--- THE EXERCISE ---
From the listing below, pull out the lines that hold "help".

Collected data entries
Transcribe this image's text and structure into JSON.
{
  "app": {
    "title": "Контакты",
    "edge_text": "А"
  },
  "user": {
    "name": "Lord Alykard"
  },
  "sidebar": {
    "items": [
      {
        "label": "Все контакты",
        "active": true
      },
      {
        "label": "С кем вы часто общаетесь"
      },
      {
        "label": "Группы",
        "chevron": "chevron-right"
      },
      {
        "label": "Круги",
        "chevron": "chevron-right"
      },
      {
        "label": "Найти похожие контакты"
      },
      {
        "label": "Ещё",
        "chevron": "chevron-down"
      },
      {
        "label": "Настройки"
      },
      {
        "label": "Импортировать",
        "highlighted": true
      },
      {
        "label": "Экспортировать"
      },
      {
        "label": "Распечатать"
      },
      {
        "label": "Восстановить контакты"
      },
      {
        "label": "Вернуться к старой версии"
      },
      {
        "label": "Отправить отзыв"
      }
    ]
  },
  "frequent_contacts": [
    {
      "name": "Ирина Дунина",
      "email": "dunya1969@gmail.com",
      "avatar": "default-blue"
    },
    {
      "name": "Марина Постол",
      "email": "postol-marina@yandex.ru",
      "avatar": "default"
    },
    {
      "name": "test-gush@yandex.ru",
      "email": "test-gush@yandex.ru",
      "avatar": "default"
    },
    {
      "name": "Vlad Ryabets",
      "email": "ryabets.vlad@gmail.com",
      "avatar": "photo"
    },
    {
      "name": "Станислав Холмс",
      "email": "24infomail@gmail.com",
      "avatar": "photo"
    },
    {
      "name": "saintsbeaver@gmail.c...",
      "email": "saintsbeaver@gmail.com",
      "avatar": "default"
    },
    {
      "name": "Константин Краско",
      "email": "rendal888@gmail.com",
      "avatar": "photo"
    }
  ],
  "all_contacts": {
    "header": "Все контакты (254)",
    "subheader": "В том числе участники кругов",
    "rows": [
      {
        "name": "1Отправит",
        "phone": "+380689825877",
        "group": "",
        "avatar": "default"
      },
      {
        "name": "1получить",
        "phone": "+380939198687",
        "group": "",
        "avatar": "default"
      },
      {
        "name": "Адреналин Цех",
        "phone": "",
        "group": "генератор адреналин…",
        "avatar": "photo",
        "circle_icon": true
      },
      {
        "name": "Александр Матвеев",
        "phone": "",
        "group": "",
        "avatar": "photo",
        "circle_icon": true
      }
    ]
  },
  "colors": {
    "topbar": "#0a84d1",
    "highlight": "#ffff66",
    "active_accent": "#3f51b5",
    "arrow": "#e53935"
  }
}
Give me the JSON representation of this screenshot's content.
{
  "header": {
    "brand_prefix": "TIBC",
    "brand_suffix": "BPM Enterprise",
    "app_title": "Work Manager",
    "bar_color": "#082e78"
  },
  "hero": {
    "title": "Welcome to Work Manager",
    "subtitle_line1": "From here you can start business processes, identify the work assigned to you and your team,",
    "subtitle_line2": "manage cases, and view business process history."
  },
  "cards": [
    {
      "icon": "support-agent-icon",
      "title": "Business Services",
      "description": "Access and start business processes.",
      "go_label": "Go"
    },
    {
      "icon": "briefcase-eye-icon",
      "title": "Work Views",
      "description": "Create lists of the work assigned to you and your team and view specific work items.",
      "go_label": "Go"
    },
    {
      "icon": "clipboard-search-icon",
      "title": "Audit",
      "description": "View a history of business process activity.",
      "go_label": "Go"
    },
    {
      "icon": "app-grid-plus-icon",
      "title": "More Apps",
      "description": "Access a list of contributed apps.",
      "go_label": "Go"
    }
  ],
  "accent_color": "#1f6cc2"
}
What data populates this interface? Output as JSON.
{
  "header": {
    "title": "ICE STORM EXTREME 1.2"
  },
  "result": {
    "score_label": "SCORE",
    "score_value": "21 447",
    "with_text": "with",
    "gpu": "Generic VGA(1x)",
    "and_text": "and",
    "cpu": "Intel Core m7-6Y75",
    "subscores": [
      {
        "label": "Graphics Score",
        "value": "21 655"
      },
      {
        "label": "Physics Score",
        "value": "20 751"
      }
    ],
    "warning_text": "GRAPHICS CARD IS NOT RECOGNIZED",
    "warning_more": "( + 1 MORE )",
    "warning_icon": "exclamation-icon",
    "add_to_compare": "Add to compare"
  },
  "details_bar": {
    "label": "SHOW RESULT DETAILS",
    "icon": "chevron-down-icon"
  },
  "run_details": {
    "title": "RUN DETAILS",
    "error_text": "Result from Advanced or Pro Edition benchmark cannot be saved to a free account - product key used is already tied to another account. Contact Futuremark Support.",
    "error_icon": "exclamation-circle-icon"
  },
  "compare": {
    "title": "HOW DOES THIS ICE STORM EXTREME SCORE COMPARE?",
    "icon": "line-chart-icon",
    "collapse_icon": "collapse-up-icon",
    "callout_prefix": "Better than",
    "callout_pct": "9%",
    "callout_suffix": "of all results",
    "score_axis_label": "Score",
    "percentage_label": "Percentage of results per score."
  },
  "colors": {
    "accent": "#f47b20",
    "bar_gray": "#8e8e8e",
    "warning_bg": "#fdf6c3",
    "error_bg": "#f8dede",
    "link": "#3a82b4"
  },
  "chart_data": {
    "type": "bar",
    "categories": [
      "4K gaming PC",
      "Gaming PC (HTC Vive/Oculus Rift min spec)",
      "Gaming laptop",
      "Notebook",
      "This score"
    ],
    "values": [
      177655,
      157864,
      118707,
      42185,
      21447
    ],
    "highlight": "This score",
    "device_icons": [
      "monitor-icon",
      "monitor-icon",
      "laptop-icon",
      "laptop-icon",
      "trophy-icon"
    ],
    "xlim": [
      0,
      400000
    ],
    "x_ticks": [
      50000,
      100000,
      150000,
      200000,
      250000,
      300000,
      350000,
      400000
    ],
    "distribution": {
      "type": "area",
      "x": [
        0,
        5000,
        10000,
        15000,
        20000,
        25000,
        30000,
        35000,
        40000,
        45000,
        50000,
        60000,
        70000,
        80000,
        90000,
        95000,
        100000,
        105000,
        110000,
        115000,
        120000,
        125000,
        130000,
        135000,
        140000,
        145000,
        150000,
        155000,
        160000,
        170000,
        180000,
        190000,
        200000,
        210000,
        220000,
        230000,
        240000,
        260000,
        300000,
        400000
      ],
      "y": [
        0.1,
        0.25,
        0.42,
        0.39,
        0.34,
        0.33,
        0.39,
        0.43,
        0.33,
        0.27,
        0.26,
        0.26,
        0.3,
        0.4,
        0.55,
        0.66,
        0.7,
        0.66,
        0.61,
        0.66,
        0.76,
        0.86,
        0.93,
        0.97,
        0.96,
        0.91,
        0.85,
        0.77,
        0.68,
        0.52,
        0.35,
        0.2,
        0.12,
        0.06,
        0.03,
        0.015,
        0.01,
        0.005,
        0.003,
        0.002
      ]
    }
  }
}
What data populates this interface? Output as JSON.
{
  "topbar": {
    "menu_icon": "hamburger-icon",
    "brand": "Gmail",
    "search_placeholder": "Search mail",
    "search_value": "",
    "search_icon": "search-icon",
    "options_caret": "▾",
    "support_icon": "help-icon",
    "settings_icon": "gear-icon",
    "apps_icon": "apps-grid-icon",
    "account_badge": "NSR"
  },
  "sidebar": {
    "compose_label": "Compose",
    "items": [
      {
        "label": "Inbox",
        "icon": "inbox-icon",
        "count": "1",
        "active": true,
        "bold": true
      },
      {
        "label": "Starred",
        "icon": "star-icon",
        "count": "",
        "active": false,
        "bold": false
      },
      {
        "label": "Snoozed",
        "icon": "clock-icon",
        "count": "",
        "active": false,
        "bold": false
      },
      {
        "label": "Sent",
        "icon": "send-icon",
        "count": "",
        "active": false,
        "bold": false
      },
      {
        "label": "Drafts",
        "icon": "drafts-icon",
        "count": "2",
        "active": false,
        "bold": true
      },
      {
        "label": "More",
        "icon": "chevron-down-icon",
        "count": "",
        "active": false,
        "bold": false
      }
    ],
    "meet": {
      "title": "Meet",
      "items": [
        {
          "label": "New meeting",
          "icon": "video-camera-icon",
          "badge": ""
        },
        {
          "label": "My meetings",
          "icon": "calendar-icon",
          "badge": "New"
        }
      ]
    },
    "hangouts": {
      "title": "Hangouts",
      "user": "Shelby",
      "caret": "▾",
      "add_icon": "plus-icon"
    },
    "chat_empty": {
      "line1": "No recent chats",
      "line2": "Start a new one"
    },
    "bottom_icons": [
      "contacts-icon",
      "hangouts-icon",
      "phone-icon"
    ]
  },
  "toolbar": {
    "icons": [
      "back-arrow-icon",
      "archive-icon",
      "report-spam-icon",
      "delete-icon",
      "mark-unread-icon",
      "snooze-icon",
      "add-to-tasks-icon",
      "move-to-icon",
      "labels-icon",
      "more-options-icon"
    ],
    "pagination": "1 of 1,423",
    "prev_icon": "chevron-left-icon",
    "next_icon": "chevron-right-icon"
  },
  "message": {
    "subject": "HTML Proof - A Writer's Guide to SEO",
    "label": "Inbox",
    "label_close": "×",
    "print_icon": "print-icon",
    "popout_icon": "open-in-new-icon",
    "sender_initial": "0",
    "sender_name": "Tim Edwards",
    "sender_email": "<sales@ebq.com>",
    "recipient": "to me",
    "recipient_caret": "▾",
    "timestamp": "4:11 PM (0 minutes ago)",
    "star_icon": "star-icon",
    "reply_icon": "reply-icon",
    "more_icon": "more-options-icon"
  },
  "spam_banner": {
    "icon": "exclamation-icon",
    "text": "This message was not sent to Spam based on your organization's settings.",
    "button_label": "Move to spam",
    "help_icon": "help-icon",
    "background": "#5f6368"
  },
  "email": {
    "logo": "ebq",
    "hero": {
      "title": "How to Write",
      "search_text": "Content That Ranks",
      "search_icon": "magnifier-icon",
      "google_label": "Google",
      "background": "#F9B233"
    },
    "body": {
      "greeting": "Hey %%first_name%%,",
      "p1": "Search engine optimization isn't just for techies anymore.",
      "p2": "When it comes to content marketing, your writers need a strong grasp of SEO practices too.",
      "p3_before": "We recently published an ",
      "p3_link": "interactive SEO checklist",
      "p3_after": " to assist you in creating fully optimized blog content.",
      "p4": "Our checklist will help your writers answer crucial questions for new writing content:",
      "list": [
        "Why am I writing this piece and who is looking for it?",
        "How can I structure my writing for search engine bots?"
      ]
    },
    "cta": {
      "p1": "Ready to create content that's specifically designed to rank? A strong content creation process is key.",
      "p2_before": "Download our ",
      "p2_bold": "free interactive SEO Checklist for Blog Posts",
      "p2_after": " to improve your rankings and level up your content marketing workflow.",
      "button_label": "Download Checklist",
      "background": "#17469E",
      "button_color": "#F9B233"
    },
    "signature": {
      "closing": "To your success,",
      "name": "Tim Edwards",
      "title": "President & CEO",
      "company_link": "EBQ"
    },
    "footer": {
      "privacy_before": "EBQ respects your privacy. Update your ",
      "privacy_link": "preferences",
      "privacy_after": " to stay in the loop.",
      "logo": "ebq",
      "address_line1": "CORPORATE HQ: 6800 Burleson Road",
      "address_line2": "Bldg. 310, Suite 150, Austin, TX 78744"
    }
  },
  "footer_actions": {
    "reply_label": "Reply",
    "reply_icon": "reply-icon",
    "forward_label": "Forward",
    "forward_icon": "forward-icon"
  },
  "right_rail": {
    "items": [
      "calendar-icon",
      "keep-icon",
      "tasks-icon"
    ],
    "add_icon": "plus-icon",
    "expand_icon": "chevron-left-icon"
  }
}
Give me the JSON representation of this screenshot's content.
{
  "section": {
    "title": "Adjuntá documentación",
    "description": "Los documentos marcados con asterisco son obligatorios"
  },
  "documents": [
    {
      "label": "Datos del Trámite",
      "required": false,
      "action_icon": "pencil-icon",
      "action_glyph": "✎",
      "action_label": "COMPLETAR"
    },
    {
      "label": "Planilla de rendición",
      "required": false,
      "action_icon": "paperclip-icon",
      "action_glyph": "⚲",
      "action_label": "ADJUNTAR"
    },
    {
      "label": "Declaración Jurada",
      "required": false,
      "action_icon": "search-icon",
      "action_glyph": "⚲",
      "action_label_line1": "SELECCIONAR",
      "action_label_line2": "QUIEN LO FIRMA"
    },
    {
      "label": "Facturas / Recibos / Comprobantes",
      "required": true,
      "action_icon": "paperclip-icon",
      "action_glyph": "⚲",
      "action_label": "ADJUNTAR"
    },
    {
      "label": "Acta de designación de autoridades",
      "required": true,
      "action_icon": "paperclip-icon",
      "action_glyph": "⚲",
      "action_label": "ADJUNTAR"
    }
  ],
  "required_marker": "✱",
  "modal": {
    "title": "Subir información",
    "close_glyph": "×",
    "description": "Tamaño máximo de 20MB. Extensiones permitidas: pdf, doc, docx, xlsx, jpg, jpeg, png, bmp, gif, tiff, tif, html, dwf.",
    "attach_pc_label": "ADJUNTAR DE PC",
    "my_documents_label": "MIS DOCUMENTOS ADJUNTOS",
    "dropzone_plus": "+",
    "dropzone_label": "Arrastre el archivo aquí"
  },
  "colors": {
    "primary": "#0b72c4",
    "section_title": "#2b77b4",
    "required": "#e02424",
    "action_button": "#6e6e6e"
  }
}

--- OUTPUT ---
    "support_icon": "help-icon",
    "help_icon": "help-icon",
      "p4": "Our checklist will help your writers answer crucial questions for new writing content:",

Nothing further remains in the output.